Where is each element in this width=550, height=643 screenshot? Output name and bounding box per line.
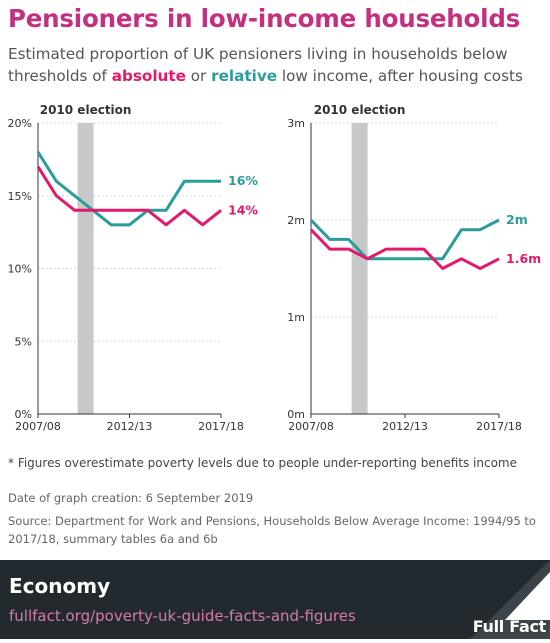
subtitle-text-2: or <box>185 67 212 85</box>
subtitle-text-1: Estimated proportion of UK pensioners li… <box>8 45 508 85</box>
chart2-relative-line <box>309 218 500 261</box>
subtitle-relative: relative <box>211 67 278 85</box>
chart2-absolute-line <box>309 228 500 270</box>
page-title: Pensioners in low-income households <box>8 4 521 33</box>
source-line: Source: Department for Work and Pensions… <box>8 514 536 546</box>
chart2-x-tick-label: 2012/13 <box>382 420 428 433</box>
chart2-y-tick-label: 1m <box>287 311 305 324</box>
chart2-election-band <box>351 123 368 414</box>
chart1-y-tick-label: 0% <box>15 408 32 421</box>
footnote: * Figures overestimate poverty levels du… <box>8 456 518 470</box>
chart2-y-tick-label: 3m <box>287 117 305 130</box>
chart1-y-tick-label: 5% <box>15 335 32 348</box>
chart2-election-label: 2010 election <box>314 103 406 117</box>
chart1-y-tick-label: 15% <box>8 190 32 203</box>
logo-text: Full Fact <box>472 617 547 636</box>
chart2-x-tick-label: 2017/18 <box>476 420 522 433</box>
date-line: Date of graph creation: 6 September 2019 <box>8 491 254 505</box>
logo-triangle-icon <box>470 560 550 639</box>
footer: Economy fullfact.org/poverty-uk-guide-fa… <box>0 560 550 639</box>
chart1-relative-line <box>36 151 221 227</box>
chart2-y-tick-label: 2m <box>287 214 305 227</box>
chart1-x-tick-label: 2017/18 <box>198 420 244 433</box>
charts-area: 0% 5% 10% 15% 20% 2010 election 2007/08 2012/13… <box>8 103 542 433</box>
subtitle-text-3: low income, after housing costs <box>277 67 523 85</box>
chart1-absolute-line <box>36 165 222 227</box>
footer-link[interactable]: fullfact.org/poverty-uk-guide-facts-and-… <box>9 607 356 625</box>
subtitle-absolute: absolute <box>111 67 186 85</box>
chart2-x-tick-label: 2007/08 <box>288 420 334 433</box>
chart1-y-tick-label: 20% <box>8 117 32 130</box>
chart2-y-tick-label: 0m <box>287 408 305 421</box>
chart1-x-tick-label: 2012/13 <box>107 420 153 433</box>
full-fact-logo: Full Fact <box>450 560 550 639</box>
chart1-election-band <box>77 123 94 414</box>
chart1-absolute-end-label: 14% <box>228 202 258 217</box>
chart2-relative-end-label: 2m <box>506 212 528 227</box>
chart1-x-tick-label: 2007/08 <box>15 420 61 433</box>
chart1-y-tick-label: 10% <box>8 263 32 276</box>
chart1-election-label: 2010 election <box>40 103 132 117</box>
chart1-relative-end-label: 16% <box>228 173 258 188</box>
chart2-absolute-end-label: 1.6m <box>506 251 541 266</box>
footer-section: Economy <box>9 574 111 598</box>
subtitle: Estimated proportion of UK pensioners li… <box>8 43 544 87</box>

== == ==

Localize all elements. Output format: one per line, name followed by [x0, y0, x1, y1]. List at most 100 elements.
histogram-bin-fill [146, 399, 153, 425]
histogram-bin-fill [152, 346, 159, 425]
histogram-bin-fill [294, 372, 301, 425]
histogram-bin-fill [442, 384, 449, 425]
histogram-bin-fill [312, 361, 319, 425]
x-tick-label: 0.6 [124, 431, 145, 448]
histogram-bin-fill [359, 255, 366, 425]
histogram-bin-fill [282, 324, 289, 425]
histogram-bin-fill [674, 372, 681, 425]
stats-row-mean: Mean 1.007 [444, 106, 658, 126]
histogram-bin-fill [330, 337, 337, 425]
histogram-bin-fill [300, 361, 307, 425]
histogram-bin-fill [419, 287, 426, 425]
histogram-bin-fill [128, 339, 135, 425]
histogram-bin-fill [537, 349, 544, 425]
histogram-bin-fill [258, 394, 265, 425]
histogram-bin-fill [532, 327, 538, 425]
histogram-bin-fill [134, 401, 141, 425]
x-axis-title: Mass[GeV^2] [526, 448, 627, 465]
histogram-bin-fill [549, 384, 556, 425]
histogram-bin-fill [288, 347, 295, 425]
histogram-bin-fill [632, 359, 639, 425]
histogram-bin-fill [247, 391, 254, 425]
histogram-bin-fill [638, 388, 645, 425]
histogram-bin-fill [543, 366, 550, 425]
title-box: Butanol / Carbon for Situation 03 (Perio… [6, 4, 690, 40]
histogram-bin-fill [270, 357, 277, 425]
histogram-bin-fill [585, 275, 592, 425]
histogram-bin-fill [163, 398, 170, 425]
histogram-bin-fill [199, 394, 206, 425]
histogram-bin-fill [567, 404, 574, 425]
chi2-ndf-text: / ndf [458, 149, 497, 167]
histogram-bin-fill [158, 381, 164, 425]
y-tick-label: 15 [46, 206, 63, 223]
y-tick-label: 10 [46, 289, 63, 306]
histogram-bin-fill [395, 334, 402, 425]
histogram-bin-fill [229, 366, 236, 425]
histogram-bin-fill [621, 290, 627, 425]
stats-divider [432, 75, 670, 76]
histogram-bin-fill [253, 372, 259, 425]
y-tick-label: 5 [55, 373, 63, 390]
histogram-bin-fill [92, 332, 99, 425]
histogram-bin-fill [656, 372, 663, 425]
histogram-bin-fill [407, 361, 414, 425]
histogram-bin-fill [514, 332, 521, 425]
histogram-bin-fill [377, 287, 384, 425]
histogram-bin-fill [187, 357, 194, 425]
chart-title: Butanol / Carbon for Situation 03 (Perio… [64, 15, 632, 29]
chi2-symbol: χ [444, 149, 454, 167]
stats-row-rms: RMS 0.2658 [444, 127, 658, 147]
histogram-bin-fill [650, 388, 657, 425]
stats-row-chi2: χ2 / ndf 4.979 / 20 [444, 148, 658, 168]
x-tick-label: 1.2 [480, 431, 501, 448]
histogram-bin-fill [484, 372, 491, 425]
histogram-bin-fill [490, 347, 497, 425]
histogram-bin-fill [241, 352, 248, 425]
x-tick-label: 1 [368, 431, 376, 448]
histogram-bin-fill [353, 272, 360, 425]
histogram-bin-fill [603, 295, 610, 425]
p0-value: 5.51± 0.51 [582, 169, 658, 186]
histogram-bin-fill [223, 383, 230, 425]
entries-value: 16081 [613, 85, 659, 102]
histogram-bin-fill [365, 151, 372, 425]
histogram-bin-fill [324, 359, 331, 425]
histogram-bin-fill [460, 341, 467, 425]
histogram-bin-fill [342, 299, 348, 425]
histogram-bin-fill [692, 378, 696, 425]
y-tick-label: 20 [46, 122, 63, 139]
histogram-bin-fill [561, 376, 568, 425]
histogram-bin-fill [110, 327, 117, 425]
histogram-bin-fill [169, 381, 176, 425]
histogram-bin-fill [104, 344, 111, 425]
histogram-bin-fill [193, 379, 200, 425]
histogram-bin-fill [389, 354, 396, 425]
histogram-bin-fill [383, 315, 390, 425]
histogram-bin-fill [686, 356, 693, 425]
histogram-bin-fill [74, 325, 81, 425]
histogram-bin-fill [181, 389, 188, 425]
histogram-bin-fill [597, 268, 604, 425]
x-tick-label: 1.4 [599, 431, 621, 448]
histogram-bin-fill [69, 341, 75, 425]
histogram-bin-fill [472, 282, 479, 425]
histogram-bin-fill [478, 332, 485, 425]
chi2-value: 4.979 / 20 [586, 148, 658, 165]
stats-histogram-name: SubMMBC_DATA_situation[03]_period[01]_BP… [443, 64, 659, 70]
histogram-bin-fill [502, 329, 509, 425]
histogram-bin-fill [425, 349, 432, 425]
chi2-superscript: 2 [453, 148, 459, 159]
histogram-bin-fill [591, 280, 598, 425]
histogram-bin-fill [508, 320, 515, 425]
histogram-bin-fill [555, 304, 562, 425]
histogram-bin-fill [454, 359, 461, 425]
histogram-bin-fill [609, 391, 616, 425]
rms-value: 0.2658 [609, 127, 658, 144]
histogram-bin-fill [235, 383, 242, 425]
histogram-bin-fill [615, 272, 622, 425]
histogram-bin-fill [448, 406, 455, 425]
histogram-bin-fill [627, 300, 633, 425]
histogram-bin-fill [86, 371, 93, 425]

== == ==

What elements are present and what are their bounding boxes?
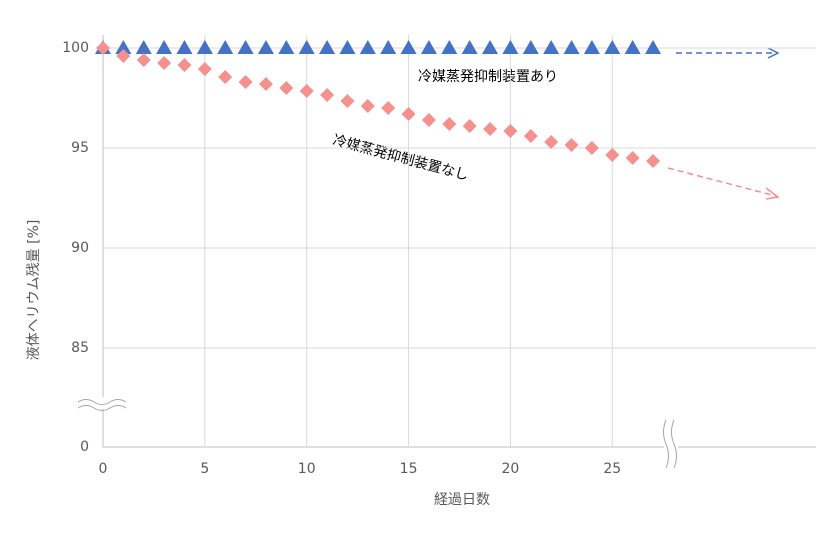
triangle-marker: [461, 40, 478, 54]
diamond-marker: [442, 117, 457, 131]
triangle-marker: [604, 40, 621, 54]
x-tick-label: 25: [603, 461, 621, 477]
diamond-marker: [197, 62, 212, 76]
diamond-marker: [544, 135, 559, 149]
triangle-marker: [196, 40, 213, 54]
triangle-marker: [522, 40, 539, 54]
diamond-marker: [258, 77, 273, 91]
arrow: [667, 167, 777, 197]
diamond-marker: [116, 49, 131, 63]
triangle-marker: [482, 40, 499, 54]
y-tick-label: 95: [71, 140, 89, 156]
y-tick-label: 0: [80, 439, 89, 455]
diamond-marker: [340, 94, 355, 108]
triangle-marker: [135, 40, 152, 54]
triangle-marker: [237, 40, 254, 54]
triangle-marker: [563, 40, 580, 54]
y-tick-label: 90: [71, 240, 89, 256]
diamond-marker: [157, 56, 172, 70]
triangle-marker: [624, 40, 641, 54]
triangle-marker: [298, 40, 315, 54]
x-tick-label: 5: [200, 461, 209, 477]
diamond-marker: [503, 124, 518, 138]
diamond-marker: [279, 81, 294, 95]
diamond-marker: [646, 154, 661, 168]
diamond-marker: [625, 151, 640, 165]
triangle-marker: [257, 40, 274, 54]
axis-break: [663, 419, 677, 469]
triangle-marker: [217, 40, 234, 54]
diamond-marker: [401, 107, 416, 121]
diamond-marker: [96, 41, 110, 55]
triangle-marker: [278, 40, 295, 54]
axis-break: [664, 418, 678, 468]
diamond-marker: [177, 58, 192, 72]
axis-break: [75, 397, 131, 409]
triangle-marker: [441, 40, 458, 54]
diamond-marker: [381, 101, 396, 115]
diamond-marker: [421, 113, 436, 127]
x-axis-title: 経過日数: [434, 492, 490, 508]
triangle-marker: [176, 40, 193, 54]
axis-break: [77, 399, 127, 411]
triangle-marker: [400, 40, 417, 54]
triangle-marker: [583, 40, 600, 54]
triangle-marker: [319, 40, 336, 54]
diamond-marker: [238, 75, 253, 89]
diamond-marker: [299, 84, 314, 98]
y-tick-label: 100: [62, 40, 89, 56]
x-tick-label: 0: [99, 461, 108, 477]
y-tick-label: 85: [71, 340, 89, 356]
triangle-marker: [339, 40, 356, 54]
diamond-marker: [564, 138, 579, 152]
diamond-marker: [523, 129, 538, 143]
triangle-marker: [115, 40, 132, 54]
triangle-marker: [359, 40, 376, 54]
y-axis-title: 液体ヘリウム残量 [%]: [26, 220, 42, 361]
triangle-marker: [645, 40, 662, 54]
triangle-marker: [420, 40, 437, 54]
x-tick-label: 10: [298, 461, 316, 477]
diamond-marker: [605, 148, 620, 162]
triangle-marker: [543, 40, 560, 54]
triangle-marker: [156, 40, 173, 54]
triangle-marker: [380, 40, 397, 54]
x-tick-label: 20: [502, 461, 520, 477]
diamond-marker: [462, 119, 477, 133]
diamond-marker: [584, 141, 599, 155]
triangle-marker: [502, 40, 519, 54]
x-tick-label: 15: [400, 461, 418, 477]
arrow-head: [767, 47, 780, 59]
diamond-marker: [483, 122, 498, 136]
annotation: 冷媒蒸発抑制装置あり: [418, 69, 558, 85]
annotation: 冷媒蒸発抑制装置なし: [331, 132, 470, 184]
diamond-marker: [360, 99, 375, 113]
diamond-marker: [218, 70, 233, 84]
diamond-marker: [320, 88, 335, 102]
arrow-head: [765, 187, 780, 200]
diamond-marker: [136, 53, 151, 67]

== == ==

Rewrite the part of the records that opens with the line containing "Localize all elements." and closes with the line containing "histogram-bin-fill [187, 357, 194, 425]", changing every "y-tick-label" to "y-axis-tick" and keeping everything else the same.

SOLUTION FOR THIS TASK →
Localize all elements. Output format: one per line, name followed by [x0, y0, x1, y1]. List at most 100 elements.
histogram-bin-fill [146, 399, 153, 425]
histogram-bin-fill [152, 346, 159, 425]
histogram-bin-fill [294, 372, 301, 425]
histogram-bin-fill [442, 384, 449, 425]
histogram-bin-fill [312, 361, 319, 425]
x-tick-label: 0.6 [124, 431, 145, 448]
histogram-bin-fill [359, 255, 366, 425]
histogram-bin-fill [282, 324, 289, 425]
histogram-bin-fill [674, 372, 681, 425]
stats-row-mean: Mean 1.007 [444, 106, 658, 126]
histogram-bin-fill [330, 337, 337, 425]
histogram-bin-fill [300, 361, 307, 425]
histogram-bin-fill [419, 287, 426, 425]
histogram-bin-fill [128, 339, 135, 425]
histogram-bin-fill [537, 349, 544, 425]
histogram-bin-fill [258, 394, 265, 425]
histogram-bin-fill [532, 327, 538, 425]
histogram-bin-fill [134, 401, 141, 425]
x-axis-title: Mass[GeV^2] [526, 448, 627, 465]
histogram-bin-fill [549, 384, 556, 425]
histogram-bin-fill [288, 347, 295, 425]
histogram-bin-fill [632, 359, 639, 425]
histogram-bin-fill [247, 391, 254, 425]
histogram-bin-fill [638, 388, 645, 425]
histogram-bin-fill [543, 366, 550, 425]
title-box: Butanol / Carbon for Situation 03 (Perio… [6, 4, 690, 40]
histogram-bin-fill [270, 357, 277, 425]
histogram-bin-fill [585, 275, 592, 425]
histogram-bin-fill [163, 398, 170, 425]
histogram-bin-fill [199, 394, 206, 425]
histogram-bin-fill [567, 404, 574, 425]
chi2-ndf-text: / ndf [458, 149, 497, 167]
histogram-bin-fill [158, 381, 164, 425]
y-axis-tick: 15 [46, 206, 63, 223]
y-axis-tick: 10 [46, 289, 63, 306]
histogram-bin-fill [395, 334, 402, 425]
histogram-bin-fill [229, 366, 236, 425]
histogram-bin-fill [621, 290, 627, 425]
stats-divider [432, 75, 670, 76]
histogram-bin-fill [253, 372, 259, 425]
y-axis-tick: 5 [55, 373, 63, 390]
histogram-bin-fill [92, 332, 99, 425]
histogram-bin-fill [656, 372, 663, 425]
histogram-bin-fill [407, 361, 414, 425]
histogram-bin-fill [514, 332, 521, 425]
histogram-bin-fill [377, 287, 384, 425]
histogram-bin-fill [187, 357, 194, 425]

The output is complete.